===== Information given =====

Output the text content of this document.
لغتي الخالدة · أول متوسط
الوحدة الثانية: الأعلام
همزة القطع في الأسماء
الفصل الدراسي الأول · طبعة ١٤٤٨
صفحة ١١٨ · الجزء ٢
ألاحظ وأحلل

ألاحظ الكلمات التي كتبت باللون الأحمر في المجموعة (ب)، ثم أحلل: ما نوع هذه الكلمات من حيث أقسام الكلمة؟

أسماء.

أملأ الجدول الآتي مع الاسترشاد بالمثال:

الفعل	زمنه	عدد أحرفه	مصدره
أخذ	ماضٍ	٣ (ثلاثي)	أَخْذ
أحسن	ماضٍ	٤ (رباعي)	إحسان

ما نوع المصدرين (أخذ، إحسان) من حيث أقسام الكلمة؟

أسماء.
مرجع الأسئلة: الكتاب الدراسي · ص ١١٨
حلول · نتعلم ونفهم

=====

Stated exercise: Lines of the material that contain the word "أقسام" are to be gathered.

Correct output:
ألاحظ الكلمات التي كتبت باللون الأحمر في المجموعة (ب)، ثم أحلل: ما نوع هذه الكلمات من حيث أقسام الكلمة؟
ما نوع المصدرين (أخذ، إحسان) من حيث أقسام الكلمة؟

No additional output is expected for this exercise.